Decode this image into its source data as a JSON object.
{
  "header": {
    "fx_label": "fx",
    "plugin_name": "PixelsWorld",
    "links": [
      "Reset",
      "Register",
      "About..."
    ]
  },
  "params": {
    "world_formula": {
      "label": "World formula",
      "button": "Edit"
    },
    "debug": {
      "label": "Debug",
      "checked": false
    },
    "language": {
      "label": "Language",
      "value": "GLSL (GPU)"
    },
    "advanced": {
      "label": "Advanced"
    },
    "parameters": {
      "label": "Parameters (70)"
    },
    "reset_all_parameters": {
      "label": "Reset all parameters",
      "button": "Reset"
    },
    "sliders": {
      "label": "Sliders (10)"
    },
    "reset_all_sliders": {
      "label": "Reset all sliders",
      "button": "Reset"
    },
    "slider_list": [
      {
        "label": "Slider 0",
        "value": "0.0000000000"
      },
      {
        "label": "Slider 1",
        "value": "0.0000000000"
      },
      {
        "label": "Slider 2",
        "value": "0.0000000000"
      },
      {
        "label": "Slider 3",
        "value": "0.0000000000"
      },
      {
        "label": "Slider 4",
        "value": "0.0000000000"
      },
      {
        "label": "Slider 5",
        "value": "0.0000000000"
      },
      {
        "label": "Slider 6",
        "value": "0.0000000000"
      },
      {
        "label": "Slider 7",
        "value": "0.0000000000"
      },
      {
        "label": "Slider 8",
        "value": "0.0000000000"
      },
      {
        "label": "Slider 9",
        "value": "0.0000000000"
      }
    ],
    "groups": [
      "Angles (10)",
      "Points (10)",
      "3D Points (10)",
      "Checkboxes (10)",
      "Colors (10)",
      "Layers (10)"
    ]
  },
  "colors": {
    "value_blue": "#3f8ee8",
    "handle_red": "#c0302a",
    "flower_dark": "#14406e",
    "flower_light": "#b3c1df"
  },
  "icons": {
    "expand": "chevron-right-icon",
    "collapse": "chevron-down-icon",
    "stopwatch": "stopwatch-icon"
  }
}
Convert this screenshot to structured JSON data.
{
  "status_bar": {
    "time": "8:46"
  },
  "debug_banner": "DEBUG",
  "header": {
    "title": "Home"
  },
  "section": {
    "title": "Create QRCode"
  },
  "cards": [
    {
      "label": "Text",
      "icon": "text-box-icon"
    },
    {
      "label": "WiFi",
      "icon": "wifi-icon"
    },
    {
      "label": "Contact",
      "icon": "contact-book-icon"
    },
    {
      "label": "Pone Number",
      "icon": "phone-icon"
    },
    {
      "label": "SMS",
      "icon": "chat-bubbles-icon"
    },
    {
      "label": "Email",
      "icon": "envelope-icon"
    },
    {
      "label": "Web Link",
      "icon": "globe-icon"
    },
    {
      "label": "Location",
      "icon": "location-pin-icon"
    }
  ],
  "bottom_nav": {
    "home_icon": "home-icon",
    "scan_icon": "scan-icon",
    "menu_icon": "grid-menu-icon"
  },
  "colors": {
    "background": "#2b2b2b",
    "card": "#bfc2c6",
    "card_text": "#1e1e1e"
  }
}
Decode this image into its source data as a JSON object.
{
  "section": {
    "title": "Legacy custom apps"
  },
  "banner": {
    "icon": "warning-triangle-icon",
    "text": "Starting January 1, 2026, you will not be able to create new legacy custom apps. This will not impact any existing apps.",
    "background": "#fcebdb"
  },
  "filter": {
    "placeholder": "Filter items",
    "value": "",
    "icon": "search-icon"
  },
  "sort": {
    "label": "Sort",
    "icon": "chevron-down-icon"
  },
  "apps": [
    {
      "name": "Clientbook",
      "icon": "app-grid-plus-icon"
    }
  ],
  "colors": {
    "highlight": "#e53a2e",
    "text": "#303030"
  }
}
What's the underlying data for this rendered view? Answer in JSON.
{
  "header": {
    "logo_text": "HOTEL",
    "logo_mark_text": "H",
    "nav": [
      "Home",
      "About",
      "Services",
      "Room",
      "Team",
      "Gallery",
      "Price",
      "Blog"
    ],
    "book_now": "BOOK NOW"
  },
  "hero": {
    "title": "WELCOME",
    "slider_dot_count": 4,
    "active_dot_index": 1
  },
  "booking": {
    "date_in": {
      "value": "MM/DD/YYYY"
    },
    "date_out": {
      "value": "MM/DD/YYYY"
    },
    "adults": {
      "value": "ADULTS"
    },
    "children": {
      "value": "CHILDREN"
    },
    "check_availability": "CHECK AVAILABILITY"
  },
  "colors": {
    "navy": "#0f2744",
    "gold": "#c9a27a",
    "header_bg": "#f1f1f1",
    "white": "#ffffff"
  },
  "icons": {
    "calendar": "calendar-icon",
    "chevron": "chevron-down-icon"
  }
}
◇ ◇ ◇ ◇ ◇ ◇ ◇
Your task is to transcribe the material exactly.

Decode this image into its source data as a JSON object.
{
  "header": {
    "fx_label": "fx",
    "plugin_name": "PixelsWorld",
    "links": [
      "Reset",
      "Register",
      "About..."
    ]
  },
  "params": {
    "world_formula": {
      "label": "World formula",
      "button": "Edit"
    },
    "debug": {
      "label": "Debug",
      "checked": false
    },
    "language": {
      "label": "Language",
      "value": "GLSL (GPU)"
    },
    "advanced": {
      "label": "Advanced"
    },
    "parameters": {
      "label": "Parameters (70)"
    },
    "reset_all_parameters": {
      "label": "Reset all parameters",
      "button": "Reset"
    },
    "sliders": {
      "label": "Sliders (10)"
    },
    "reset_all_sliders": {
      "label": "Reset all sliders",
      "button": "Reset"
    },
    "slider_list": [
      {
        "label": "Slider 0",
        "value": "0.0000000000"
      },
      {
        "label": "Slider 1",
        "value": "0.0000000000"
      },
      {
        "label": "Slider 2",
        "value": "0.0000000000"
      },
      {
        "label": "Slider 3",
        "value": "0.0000000000"
      },
      {
        "label": "Slider 4",
        "value": "0.0000000000"
      },
      {
        "label": "Slider 5",
        "value": "0.0000000000"
      },
      {
        "label": "Slider 6",
        "value": "0.0000000000"
      },
      {
        "label": "Slider 7",
        "value": "0.0000000000"
      },
      {
        "label": "Slider 8",
        "value": "0.0000000000"
      },
      {
        "label": "Slider 9",
        "value": "0.0000000000"
      }
    ],
    "groups": [
      "Angles (10)",
      "Points (10)",
      "3D Points (10)",
      "Checkboxes (10)",
      "Colors (10)",
      "Layers (10)"
    ]
  },
  "colors": {
    "value_blue": "#3f8ee8",
    "handle_red": "#c0302a",
    "flower_dark": "#14406e",
    "flower_light": "#b3c1df"
  },
  "icons": {
    "expand": "chevron-right-icon",
    "collapse": "chevron-down-icon",
    "stopwatch": "stopwatch-icon"
  }
}
Convert this screenshot to structured JSON data.
{
  "status_bar": {
    "time": "8:46"
  },
  "debug_banner": "DEBUG",
  "header": {
    "title": "Home"
  },
  "section": {
    "title": "Create QRCode"
  },
  "cards": [
    {
      "label": "Text",
      "icon": "text-box-icon"
    },
    {
      "label": "WiFi",
      "icon": "wifi-icon"
    },
    {
      "label": "Contact",
      "icon": "contact-book-icon"
    },
    {
      "label": "Pone Number",
      "icon": "phone-icon"
    },
    {
      "label": "SMS",
      "icon": "chat-bubbles-icon"
    },
    {
      "label": "Email",
      "icon": "envelope-icon"
    },
    {
      "label": "Web Link",
      "icon": "globe-icon"
    },
    {
      "label": "Location",
      "icon": "location-pin-icon"
    }
  ],
  "bottom_nav": {
    "home_icon": "home-icon",
    "scan_icon": "scan-icon",
    "menu_icon": "grid-menu-icon"
  },
  "colors": {
    "background": "#2b2b2b",
    "card": "#bfc2c6",
    "card_text": "#1e1e1e"
  }
}
Decode this image into its source data as a JSON object.
{
  "section": {
    "title": "Legacy custom apps"
  },
  "banner": {
    "icon": "warning-triangle-icon",
    "text": "Starting January 1, 2026, you will not be able to create new legacy custom apps. This will not impact any existing apps.",
    "background": "#fcebdb"
  },
  "filter": {
    "placeholder": "Filter items",
    "value": "",
    "icon": "search-icon"
  },
  "sort": {
    "label": "Sort",
    "icon": "chevron-down-icon"
  },
  "apps": [
    {
      "name": "Clientbook",
      "icon": "app-grid-plus-icon"
    }
  ],
  "colors": {
    "highlight": "#e53a2e",
    "text": "#303030"
  }
}
What's the underlying data for this rendered view? Answer in JSON.
{
  "header": {
    "logo_text": "HOTEL",
    "logo_mark_text": "H",
    "nav": [
      "Home",
      "About",
      "Services",
      "Room",
      "Team",
      "Gallery",
      "Price",
      "Blog"
    ],
    "book_now": "BOOK NOW"
  },
  "hero": {
    "title": "WELCOME",
    "slider_dot_count": 4,
    "active_dot_index": 1
  },
  "booking": {
    "date_in": {
      "value": "MM/DD/YYYY"
    },
    "date_out": {
      "value": "MM/DD/YYYY"
    },
    "adults": {
      "value": "ADULTS"
    },
    "children": {
      "value": "CHILDREN"
    },
    "check_availability": "CHECK AVAILABILITY"
  },
  "colors": {
    "navy": "#0f2744",
    "gold": "#c9a27a",
    "header_bg": "#f1f1f1",
    "white": "#ffffff"
  },
  "icons": {
    "calendar": "calendar-icon",
    "chevron": "chevron-down-icon"
  }
}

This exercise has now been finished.